**GIVEN TASK:** Transcribe each entry below exactly. Pictures do not go in the copy.

Start

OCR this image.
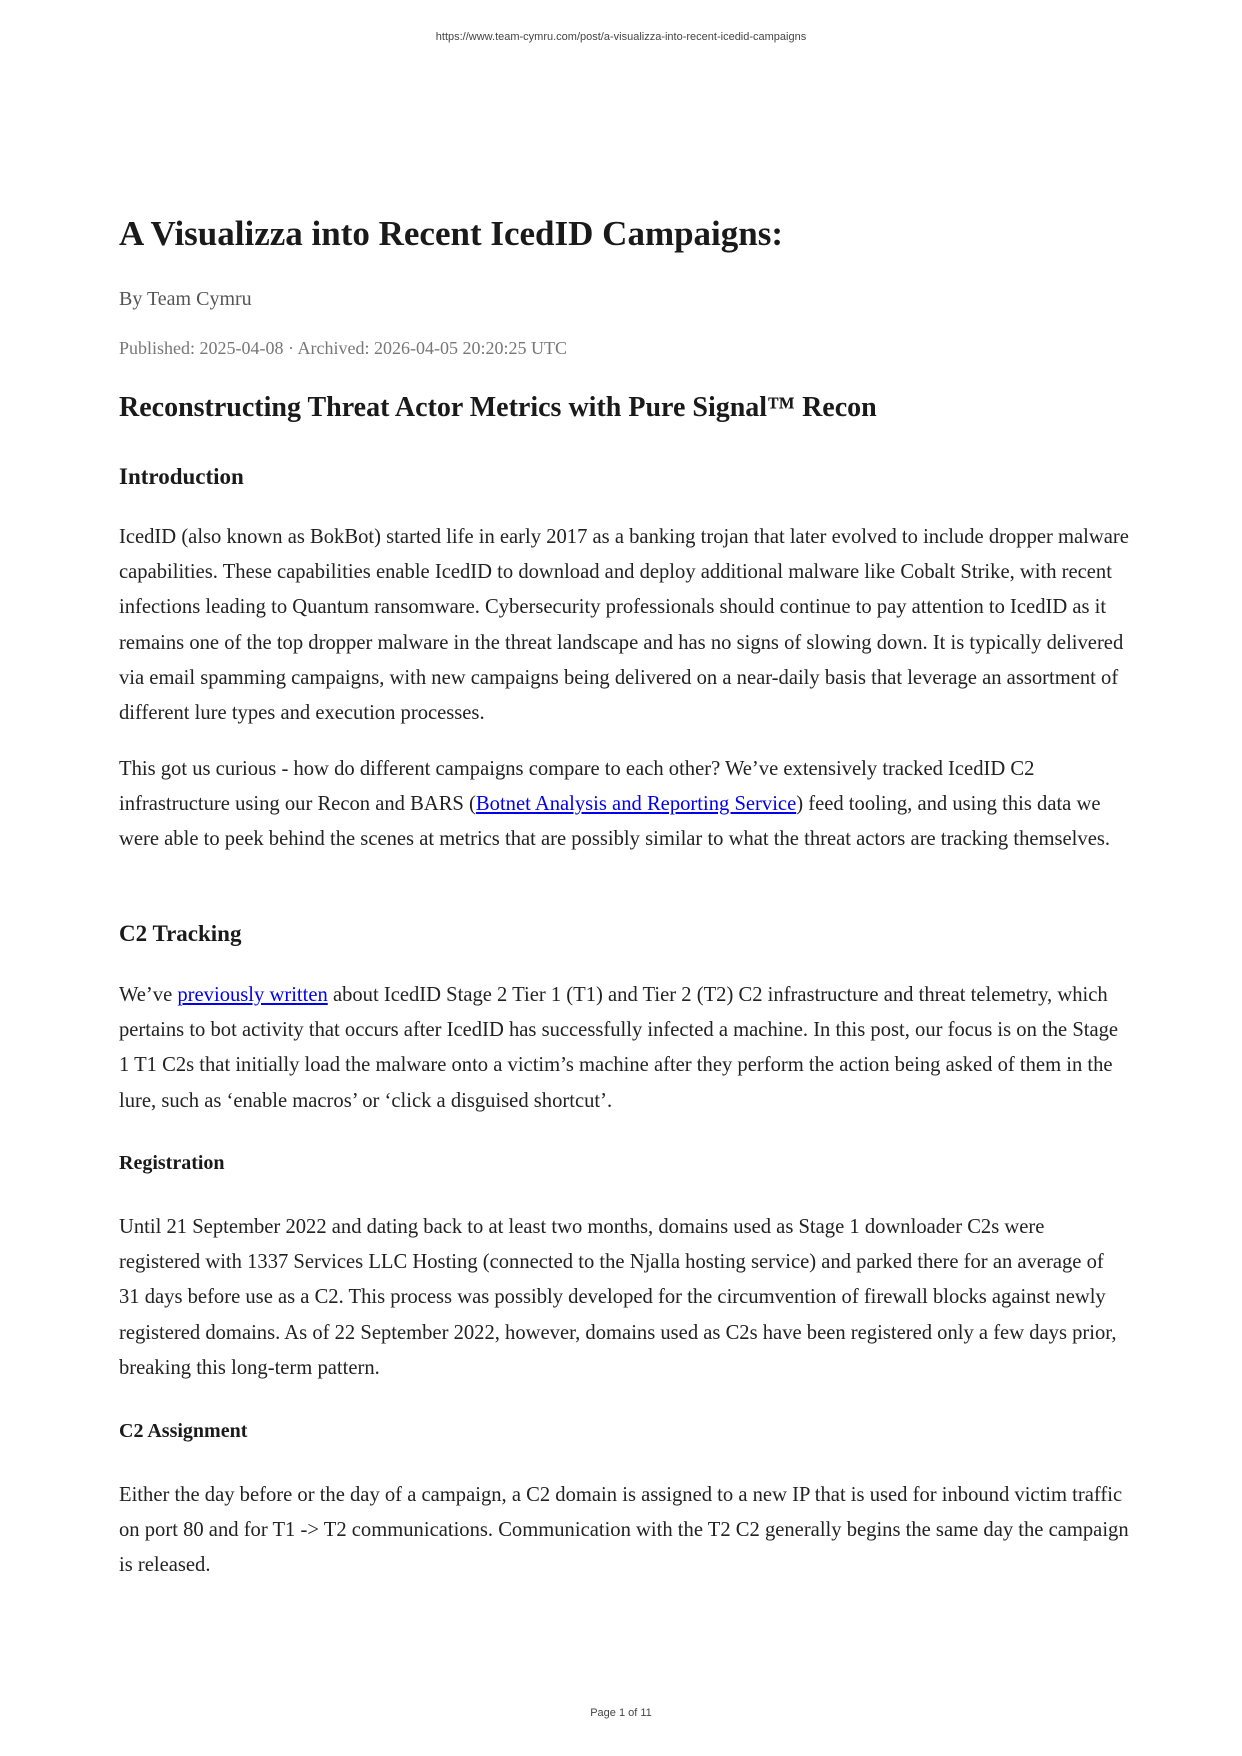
https://www.team-cymru.com/post/a-visualizza-into-recent-icedid-campaigns
A Visualizza into Recent IcedID Campaigns:
By Team Cymru
Published: 2025-04-08 · Archived: 2026-04-05 20:20:25 UTC
Reconstructing Threat Actor Metrics with Pure Signal™ Recon
Introduction

IcedID (also known as BokBot) started life in early 2017 as a banking trojan that later evolved to include dropper malware capabilities. These capabilities enable IcedID to download and deploy additional malware like Cobalt Strike, with recent infections leading to Quantum ransomware. Cybersecurity professionals should continue to pay attention to IcedID as it remains one of the top dropper malware in the threat landscape and has no signs of slowing down. It is typically delivered via email spamming campaigns, with new campaigns being delivered on a near-daily basis that leverage an assortment of different lure types and execution processes.

This got us curious - how do different campaigns compare to each other? We’ve extensively tracked IcedID C2 infrastructure using our Recon and BARS (Botnet Analysis and Reporting Service) feed tooling, and using this data we were able to peek behind the scenes at metrics that are possibly similar to what the threat actors are tracking themselves.

C2 Tracking

We’ve previously written about IcedID Stage 2 Tier 1 (T1) and Tier 2 (T2) C2 infrastructure and threat telemetry, which pertains to bot activity that occurs after IcedID has successfully infected a machine. In this post, our focus is on the Stage 1 T1 C2s that initially load the malware onto a victim’s machine after they perform the action being asked of them in the lure, such as ‘enable macros’ or ‘click a disguised shortcut’.

Registration

Until 21 September 2022 and dating back to at least two months, domains used as Stage 1 downloader C2s were registered with 1337 Services LLC Hosting (connected to the Njalla hosting service) and parked there for an average of 31 days before use as a C2. This process was possibly developed for the circumvention of firewall blocks against newly registered domains. As of 22 September 2022, however, domains used as C2s have been registered only a few days prior, breaking this long-term pattern.

C2 Assignment

Either the day before or the day of a campaign, a C2 domain is assigned to a new IP that is used for inbound victim traffic on port 80 and for T1 -> T2 communications. Communication with the T2 C2 generally begins the same day the campaign is released.

Page 1 of 11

End

**FINAL ANSWER:**
OCR this image.
https://www.team-cymru.com/post/a-visualizza-into-recent-icedid-campaigns
A Visualizza into Recent IcedID Campaigns:
By Team Cymru
Published: 2025-04-08 · Archived: 2026-04-05 20:20:25 UTC
Reconstructing Threat Actor Metrics with Pure Signal™ Recon
Introduction

IcedID (also known as BokBot) started life in early 2017 as a banking trojan that later evolved to include dropper malware capabilities. These capabilities enable IcedID to download and deploy additional malware like Cobalt Strike, with recent infections leading to Quantum ransomware. Cybersecurity professionals should continue to pay attention to IcedID as it remains one of the top dropper malware in the threat landscape and has no signs of slowing down. It is typically delivered via email spamming campaigns, with new campaigns being delivered on a near-daily basis that leverage an assortment of different lure types and execution processes.

This got us curious - how do different campaigns compare to each other? We’ve extensively tracked IcedID C2 infrastructure using our Recon and BARS (Botnet Analysis and Reporting Service) feed tooling, and using this data we were able to peek behind the scenes at metrics that are possibly similar to what the threat actors are tracking themselves.

C2 Tracking

We’ve previously written about IcedID Stage 2 Tier 1 (T1) and Tier 2 (T2) C2 infrastructure and threat telemetry, which pertains to bot activity that occurs after IcedID has successfully infected a machine. In this post, our focus is on the Stage 1 T1 C2s that initially load the malware onto a victim’s machine after they perform the action being asked of them in the lure, such as ‘enable macros’ or ‘click a disguised shortcut’.

Registration

Until 21 September 2022 and dating back to at least two months, domains used as Stage 1 downloader C2s were registered with 1337 Services LLC Hosting (connected to the Njalla hosting service) and parked there for an average of 31 days before use as a C2. This process was possibly developed for the circumvention of firewall blocks against newly registered domains. As of 22 September 2022, however, domains used as C2s have been registered only a few days prior, breaking this long-term pattern.

C2 Assignment

Either the day before or the day of a campaign, a C2 domain is assigned to a new IP that is used for inbound victim traffic on port 80 and for T1 -> T2 communications. Communication with the T2 C2 generally begins the same day the campaign is released.

Page 1 of 11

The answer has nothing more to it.